### The exercise
Below are some records; reproduce every one of them exactly.

### Extracted information
## begin

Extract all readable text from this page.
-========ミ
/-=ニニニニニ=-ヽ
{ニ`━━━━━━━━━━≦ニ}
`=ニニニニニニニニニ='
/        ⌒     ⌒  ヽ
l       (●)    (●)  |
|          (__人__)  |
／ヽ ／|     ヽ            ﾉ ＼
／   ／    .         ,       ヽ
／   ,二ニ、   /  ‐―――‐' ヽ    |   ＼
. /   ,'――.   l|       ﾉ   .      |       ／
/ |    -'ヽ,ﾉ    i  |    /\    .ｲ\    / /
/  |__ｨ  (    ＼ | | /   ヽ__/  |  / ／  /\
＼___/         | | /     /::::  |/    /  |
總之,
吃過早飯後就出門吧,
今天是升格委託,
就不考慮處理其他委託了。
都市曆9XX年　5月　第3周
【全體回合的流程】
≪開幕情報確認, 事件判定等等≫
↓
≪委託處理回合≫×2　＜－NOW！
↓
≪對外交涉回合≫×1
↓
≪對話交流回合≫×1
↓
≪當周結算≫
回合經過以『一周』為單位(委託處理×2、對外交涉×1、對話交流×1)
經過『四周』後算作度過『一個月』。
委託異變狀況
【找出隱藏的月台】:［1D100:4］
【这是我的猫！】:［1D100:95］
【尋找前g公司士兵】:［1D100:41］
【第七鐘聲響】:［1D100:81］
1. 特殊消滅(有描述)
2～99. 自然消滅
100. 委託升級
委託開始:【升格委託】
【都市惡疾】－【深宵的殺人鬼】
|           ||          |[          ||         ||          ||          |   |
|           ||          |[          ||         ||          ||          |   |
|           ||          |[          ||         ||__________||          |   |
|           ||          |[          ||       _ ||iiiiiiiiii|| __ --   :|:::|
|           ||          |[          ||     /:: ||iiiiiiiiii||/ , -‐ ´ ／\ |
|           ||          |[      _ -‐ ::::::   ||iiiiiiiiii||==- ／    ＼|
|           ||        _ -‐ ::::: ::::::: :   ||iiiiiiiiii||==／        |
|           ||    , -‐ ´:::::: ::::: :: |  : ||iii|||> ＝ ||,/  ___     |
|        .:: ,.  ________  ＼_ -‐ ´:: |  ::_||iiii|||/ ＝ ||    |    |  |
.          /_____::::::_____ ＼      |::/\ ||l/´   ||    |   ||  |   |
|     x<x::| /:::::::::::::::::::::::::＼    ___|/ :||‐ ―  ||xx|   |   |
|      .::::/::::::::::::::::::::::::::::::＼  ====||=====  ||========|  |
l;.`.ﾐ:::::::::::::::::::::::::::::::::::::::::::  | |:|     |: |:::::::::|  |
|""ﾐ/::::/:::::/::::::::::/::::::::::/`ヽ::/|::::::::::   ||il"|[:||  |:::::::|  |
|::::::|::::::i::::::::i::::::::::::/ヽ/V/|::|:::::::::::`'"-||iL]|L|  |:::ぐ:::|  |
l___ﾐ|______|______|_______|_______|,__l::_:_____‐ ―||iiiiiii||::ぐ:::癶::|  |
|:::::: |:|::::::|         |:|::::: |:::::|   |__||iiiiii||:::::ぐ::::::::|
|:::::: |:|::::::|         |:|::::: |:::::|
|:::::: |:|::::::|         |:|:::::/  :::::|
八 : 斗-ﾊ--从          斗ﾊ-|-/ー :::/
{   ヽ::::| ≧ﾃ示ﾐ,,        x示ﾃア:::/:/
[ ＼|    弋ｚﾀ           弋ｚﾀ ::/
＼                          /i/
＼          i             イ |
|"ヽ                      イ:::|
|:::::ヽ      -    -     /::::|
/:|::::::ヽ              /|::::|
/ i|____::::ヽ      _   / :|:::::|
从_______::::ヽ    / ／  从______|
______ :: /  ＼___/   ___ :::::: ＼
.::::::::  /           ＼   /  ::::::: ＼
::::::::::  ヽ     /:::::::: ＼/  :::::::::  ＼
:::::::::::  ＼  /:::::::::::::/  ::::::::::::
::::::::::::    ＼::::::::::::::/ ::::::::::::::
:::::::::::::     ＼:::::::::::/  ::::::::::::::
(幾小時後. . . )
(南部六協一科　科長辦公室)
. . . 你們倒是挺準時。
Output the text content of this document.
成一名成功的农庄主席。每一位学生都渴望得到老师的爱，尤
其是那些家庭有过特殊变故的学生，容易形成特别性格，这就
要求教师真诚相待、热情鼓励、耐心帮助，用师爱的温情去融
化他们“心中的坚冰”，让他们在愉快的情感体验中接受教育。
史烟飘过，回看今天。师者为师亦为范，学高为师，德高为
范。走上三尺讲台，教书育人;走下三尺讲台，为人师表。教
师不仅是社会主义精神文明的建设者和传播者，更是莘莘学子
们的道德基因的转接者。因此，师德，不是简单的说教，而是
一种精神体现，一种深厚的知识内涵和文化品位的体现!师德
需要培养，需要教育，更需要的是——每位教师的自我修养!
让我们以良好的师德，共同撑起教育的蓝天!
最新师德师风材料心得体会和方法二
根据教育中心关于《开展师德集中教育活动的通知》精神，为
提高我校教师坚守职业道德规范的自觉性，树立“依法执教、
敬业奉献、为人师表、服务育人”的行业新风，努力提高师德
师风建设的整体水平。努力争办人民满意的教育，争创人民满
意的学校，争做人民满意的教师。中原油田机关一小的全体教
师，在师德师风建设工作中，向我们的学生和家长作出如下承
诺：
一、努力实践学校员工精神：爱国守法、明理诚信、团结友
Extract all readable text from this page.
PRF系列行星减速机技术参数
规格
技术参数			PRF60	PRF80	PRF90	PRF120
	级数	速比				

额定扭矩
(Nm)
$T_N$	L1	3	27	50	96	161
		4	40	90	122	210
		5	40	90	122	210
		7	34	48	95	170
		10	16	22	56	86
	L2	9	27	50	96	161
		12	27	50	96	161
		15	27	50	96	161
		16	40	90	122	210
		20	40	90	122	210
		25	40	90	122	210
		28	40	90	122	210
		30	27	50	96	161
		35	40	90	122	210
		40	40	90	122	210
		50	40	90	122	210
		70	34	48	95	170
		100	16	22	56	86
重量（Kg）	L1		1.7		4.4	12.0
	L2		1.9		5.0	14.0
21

## end

### The result
Extract all readable text from this page.
-========ミ
/-=ニニニニニ=-ヽ
{ニ`━━━━━━━━━━≦ニ}
`=ニニニニニニニニニ='
/        ⌒     ⌒  ヽ
l       (●)    (●)  |
|          (__人__)  |
／ヽ ／|     ヽ            ﾉ ＼
／   ／    .         ,       ヽ
／   ,二ニ、   /  ‐―――‐' ヽ    |   ＼
. /   ,'――.   l|       ﾉ   .      |       ／
/ |    -'ヽ,ﾉ    i  |    /\    .ｲ\    / /
/  |__ｨ  (    ＼ | | /   ヽ__/  |  / ／  /\
＼___/         | | /     /::::  |/    /  |
總之,
吃過早飯後就出門吧,
今天是升格委託,
就不考慮處理其他委託了。
都市曆9XX年　5月　第3周
【全體回合的流程】
≪開幕情報確認, 事件判定等等≫
↓
≪委託處理回合≫×2　＜－NOW！
↓
≪對外交涉回合≫×1
↓
≪對話交流回合≫×1
↓
≪當周結算≫
回合經過以『一周』為單位(委託處理×2、對外交涉×1、對話交流×1)
經過『四周』後算作度過『一個月』。
委託異變狀況
【找出隱藏的月台】:［1D100:4］
【这是我的猫！】:［1D100:95］
【尋找前g公司士兵】:［1D100:41］
【第七鐘聲響】:［1D100:81］
1. 特殊消滅(有描述)
2～99. 自然消滅
100. 委託升級
委託開始:【升格委託】
【都市惡疾】－【深宵的殺人鬼】
|           ||          |[          ||         ||          ||          |   |
|           ||          |[          ||         ||          ||          |   |
|           ||          |[          ||         ||__________||          |   |
|           ||          |[          ||       _ ||iiiiiiiiii|| __ --   :|:::|
|           ||          |[          ||     /:: ||iiiiiiiiii||/ , -‐ ´ ／\ |
|           ||          |[      _ -‐ ::::::   ||iiiiiiiiii||==- ／    ＼|
|           ||        _ -‐ ::::: ::::::: :   ||iiiiiiiiii||==／        |
|           ||    , -‐ ´:::::: ::::: :: |  : ||iii|||> ＝ ||,/  ___     |
|        .:: ,.  ________  ＼_ -‐ ´:: |  ::_||iiii|||/ ＝ ||    |    |  |
.          /_____::::::_____ ＼      |::/\ ||l/´   ||    |   ||  |   |
|     x<x::| /:::::::::::::::::::::::::＼    ___|/ :||‐ ―  ||xx|   |   |
|      .::::/::::::::::::::::::::::::::::::＼  ====||=====  ||========|  |
l;.`.ﾐ:::::::::::::::::::::::::::::::::::::::::::  | |:|     |: |:::::::::|  |
|""ﾐ/::::/:::::/::::::::::/::::::::::/`ヽ::/|::::::::::   ||il"|[:||  |:::::::|  |
|::::::|::::::i::::::::i::::::::::::/ヽ/V/|::|:::::::::::`'"-||iL]|L|  |:::ぐ:::|  |
l___ﾐ|______|______|_______|_______|,__l::_:_____‐ ―||iiiiiii||::ぐ:::癶::|  |
|:::::: |:|::::::|         |:|::::: |:::::|   |__||iiiiii||:::::ぐ::::::::|
|:::::: |:|::::::|         |:|::::: |:::::|
|:::::: |:|::::::|         |:|:::::/  :::::|
八 : 斗-ﾊ--从          斗ﾊ-|-/ー :::/
{   ヽ::::| ≧ﾃ示ﾐ,,        x示ﾃア:::/:/
[ ＼|    弋ｚﾀ           弋ｚﾀ ::/
＼                          /i/
＼          i             イ |
|"ヽ                      イ:::|
|:::::ヽ      -    -     /::::|
/:|::::::ヽ              /|::::|
/ i|____::::ヽ      _   / :|:::::|
从_______::::ヽ    / ／  从______|
______ :: /  ＼___/   ___ :::::: ＼
.::::::::  /           ＼   /  ::::::: ＼
::::::::::  ヽ     /:::::::: ＼/  :::::::::  ＼
:::::::::::  ＼  /:::::::::::::/  ::::::::::::
::::::::::::    ＼::::::::::::::/ ::::::::::::::
:::::::::::::     ＼:::::::::::/  ::::::::::::::
(幾小時後. . . )
(南部六協一科　科長辦公室)
. . . 你們倒是挺準時。
Output the text content of this document.
成一名成功的农庄主席。每一位学生都渴望得到老师的爱，尤
其是那些家庭有过特殊变故的学生，容易形成特别性格，这就
要求教师真诚相待、热情鼓励、耐心帮助，用师爱的温情去融
化他们“心中的坚冰”，让他们在愉快的情感体验中接受教育。
史烟飘过，回看今天。师者为师亦为范，学高为师，德高为
范。走上三尺讲台，教书育人;走下三尺讲台，为人师表。教
师不仅是社会主义精神文明的建设者和传播者，更是莘莘学子
们的道德基因的转接者。因此，师德，不是简单的说教，而是
一种精神体现，一种深厚的知识内涵和文化品位的体现!师德
需要培养，需要教育，更需要的是——每位教师的自我修养!
让我们以良好的师德，共同撑起教育的蓝天!
最新师德师风材料心得体会和方法二
根据教育中心关于《开展师德集中教育活动的通知》精神，为
提高我校教师坚守职业道德规范的自觉性，树立“依法执教、
敬业奉献、为人师表、服务育人”的行业新风，努力提高师德
师风建设的整体水平。努力争办人民满意的教育，争创人民满
意的学校，争做人民满意的教师。中原油田机关一小的全体教
师，在师德师风建设工作中，向我们的学生和家长作出如下承
诺：
一、努力实践学校员工精神：爱国守法、明理诚信、团结友
Extract all readable text from this page.
PRF系列行星减速机技术参数
规格
技术参数			PRF60	PRF80	PRF90	PRF120
	级数	速比				

额定扭矩
(Nm)
$T_N$	L1	3	27	50	96	161
		4	40	90	122	210
		5	40	90	122	210
		7	34	48	95	170
		10	16	22	56	86
	L2	9	27	50	96	161
		12	27	50	96	161
		15	27	50	96	161
		16	40	90	122	210
		20	40	90	122	210
		25	40	90	122	210
		28	40	90	122	210
		30	27	50	96	161
		35	40	90	122	210
		40	40	90	122	210
		50	40	90	122	210
		70	34	48	95	170
		100	16	22	56	86
重量（Kg）	L1		1.7		4.4	12.0
	L2		1.9		5.0	14.0
21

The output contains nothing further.